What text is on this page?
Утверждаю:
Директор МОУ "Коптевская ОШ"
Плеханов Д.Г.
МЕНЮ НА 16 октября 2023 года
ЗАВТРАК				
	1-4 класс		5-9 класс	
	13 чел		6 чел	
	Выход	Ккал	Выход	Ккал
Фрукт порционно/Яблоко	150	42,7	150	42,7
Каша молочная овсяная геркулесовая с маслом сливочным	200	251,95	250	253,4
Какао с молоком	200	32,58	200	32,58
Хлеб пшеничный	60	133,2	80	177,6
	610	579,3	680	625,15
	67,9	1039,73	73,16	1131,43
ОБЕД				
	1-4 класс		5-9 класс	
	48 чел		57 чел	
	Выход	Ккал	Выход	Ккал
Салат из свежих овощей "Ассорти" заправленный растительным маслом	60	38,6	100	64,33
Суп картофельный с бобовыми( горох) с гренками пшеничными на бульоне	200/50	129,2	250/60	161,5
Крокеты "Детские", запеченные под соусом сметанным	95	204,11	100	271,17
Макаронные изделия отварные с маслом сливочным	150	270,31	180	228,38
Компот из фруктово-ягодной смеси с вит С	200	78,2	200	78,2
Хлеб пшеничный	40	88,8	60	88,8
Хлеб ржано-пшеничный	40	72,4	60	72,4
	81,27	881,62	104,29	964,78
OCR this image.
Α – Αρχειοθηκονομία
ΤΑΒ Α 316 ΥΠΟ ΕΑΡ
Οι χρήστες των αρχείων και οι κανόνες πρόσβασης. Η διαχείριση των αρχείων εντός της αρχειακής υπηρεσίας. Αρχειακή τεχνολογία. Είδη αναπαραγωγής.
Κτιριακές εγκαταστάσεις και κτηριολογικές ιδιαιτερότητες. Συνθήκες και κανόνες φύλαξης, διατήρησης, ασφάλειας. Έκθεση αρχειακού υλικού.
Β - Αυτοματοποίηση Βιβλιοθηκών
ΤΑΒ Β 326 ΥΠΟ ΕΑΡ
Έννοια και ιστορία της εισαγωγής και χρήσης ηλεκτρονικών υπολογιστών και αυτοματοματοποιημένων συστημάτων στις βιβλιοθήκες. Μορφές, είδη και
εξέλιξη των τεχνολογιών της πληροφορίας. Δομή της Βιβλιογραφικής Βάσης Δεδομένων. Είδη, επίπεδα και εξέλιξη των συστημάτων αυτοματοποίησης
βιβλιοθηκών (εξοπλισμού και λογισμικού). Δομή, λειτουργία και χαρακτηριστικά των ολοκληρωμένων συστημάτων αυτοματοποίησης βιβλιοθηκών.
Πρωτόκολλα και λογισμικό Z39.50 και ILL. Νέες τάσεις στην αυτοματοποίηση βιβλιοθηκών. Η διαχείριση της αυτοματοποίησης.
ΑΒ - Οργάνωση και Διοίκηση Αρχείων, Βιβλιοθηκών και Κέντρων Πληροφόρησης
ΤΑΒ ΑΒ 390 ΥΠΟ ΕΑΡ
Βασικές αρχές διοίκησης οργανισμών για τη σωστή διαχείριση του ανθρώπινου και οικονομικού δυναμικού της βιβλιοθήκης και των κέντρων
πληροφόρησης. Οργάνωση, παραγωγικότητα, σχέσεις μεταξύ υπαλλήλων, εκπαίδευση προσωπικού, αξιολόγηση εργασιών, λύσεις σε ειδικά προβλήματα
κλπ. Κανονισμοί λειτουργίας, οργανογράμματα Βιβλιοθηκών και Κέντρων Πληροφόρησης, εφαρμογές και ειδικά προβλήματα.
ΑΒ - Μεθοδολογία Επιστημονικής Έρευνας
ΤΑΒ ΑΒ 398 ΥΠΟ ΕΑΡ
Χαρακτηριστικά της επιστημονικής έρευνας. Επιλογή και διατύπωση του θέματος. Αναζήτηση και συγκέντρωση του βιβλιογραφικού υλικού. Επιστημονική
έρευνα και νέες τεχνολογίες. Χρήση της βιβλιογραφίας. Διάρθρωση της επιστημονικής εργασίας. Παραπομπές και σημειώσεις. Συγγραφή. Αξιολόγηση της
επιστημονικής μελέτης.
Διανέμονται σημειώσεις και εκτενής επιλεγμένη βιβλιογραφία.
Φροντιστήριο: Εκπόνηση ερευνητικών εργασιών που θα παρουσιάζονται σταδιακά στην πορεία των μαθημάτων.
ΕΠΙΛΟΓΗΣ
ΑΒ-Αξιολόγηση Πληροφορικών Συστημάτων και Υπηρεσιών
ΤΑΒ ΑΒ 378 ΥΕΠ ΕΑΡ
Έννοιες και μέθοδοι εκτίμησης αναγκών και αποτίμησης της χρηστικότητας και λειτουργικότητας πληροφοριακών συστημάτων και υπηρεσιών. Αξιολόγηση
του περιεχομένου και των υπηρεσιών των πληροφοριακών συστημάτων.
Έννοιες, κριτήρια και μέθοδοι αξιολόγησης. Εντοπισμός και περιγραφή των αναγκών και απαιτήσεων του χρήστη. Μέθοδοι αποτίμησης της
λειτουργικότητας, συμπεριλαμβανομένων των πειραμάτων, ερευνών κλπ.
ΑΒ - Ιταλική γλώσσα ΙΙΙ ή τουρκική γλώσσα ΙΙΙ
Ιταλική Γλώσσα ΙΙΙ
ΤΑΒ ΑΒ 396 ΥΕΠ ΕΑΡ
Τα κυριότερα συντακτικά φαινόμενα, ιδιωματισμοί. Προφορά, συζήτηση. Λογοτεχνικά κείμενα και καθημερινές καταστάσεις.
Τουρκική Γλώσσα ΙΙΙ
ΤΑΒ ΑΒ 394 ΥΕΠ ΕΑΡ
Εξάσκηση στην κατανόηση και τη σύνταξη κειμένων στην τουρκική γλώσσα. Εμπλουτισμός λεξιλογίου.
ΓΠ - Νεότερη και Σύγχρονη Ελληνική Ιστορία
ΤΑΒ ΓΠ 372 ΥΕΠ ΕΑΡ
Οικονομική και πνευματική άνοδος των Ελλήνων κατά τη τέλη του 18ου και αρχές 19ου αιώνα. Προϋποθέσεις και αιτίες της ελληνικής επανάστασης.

+---+

Type out the material again exactly as presented.

◆ **THE RESPONSE**:
What text is on this page?
Утверждаю:
Директор МОУ "Коптевская ОШ"
Плеханов Д.Г.
МЕНЮ НА 16 октября 2023 года
ЗАВТРАК				
	1-4 класс		5-9 класс	
	13 чел		6 чел	
	Выход	Ккал	Выход	Ккал
Фрукт порционно/Яблоко	150	42,7	150	42,7
Каша молочная овсяная геркулесовая с маслом сливочным	200	251,95	250	253,4
Какао с молоком	200	32,58	200	32,58
Хлеб пшеничный	60	133,2	80	177,6
	610	579,3	680	625,15
	67,9	1039,73	73,16	1131,43
ОБЕД				
	1-4 класс		5-9 класс	
	48 чел		57 чел	
	Выход	Ккал	Выход	Ккал
Салат из свежих овощей "Ассорти" заправленный растительным маслом	60	38,6	100	64,33
Суп картофельный с бобовыми( горох) с гренками пшеничными на бульоне	200/50	129,2	250/60	161,5
Крокеты "Детские", запеченные под соусом сметанным	95	204,11	100	271,17
Макаронные изделия отварные с маслом сливочным	150	270,31	180	228,38
Компот из фруктово-ягодной смеси с вит С	200	78,2	200	78,2
Хлеб пшеничный	40	88,8	60	88,8
Хлеб ржано-пшеничный	40	72,4	60	72,4
	81,27	881,62	104,29	964,78
OCR this image.
Α – Αρχειοθηκονομία
ΤΑΒ Α 316 ΥΠΟ ΕΑΡ
Οι χρήστες των αρχείων και οι κανόνες πρόσβασης. Η διαχείριση των αρχείων εντός της αρχειακής υπηρεσίας. Αρχειακή τεχνολογία. Είδη αναπαραγωγής.
Κτιριακές εγκαταστάσεις και κτηριολογικές ιδιαιτερότητες. Συνθήκες και κανόνες φύλαξης, διατήρησης, ασφάλειας. Έκθεση αρχειακού υλικού.
Β - Αυτοματοποίηση Βιβλιοθηκών
ΤΑΒ Β 326 ΥΠΟ ΕΑΡ
Έννοια και ιστορία της εισαγωγής και χρήσης ηλεκτρονικών υπολογιστών και αυτοματοματοποιημένων συστημάτων στις βιβλιοθήκες. Μορφές, είδη και
εξέλιξη των τεχνολογιών της πληροφορίας. Δομή της Βιβλιογραφικής Βάσης Δεδομένων. Είδη, επίπεδα και εξέλιξη των συστημάτων αυτοματοποίησης
βιβλιοθηκών (εξοπλισμού και λογισμικού). Δομή, λειτουργία και χαρακτηριστικά των ολοκληρωμένων συστημάτων αυτοματοποίησης βιβλιοθηκών.
Πρωτόκολλα και λογισμικό Z39.50 και ILL. Νέες τάσεις στην αυτοματοποίηση βιβλιοθηκών. Η διαχείριση της αυτοματοποίησης.
ΑΒ - Οργάνωση και Διοίκηση Αρχείων, Βιβλιοθηκών και Κέντρων Πληροφόρησης
ΤΑΒ ΑΒ 390 ΥΠΟ ΕΑΡ
Βασικές αρχές διοίκησης οργανισμών για τη σωστή διαχείριση του ανθρώπινου και οικονομικού δυναμικού της βιβλιοθήκης και των κέντρων
πληροφόρησης. Οργάνωση, παραγωγικότητα, σχέσεις μεταξύ υπαλλήλων, εκπαίδευση προσωπικού, αξιολόγηση εργασιών, λύσεις σε ειδικά προβλήματα
κλπ. Κανονισμοί λειτουργίας, οργανογράμματα Βιβλιοθηκών και Κέντρων Πληροφόρησης, εφαρμογές και ειδικά προβλήματα.
ΑΒ - Μεθοδολογία Επιστημονικής Έρευνας
ΤΑΒ ΑΒ 398 ΥΠΟ ΕΑΡ
Χαρακτηριστικά της επιστημονικής έρευνας. Επιλογή και διατύπωση του θέματος. Αναζήτηση και συγκέντρωση του βιβλιογραφικού υλικού. Επιστημονική
έρευνα και νέες τεχνολογίες. Χρήση της βιβλιογραφίας. Διάρθρωση της επιστημονικής εργασίας. Παραπομπές και σημειώσεις. Συγγραφή. Αξιολόγηση της
επιστημονικής μελέτης.
Διανέμονται σημειώσεις και εκτενής επιλεγμένη βιβλιογραφία.
Φροντιστήριο: Εκπόνηση ερευνητικών εργασιών που θα παρουσιάζονται σταδιακά στην πορεία των μαθημάτων.
ΕΠΙΛΟΓΗΣ
ΑΒ-Αξιολόγηση Πληροφορικών Συστημάτων και Υπηρεσιών
ΤΑΒ ΑΒ 378 ΥΕΠ ΕΑΡ
Έννοιες και μέθοδοι εκτίμησης αναγκών και αποτίμησης της χρηστικότητας και λειτουργικότητας πληροφοριακών συστημάτων και υπηρεσιών. Αξιολόγηση
του περιεχομένου και των υπηρεσιών των πληροφοριακών συστημάτων.
Έννοιες, κριτήρια και μέθοδοι αξιολόγησης. Εντοπισμός και περιγραφή των αναγκών και απαιτήσεων του χρήστη. Μέθοδοι αποτίμησης της
λειτουργικότητας, συμπεριλαμβανομένων των πειραμάτων, ερευνών κλπ.
ΑΒ - Ιταλική γλώσσα ΙΙΙ ή τουρκική γλώσσα ΙΙΙ
Ιταλική Γλώσσα ΙΙΙ
ΤΑΒ ΑΒ 396 ΥΕΠ ΕΑΡ
Τα κυριότερα συντακτικά φαινόμενα, ιδιωματισμοί. Προφορά, συζήτηση. Λογοτεχνικά κείμενα και καθημερινές καταστάσεις.
Τουρκική Γλώσσα ΙΙΙ
ΤΑΒ ΑΒ 394 ΥΕΠ ΕΑΡ
Εξάσκηση στην κατανόηση και τη σύνταξη κειμένων στην τουρκική γλώσσα. Εμπλουτισμός λεξιλογίου.
ΓΠ - Νεότερη και Σύγχρονη Ελληνική Ιστορία
ΤΑΒ ΓΠ 372 ΥΕΠ ΕΑΡ
Οικονομική και πνευματική άνοδος των Ελλήνων κατά τη τέλη του 18ου και αρχές 19ου αιώνα. Προϋποθέσεις και αιτίες της ελληνικής επανάστασης.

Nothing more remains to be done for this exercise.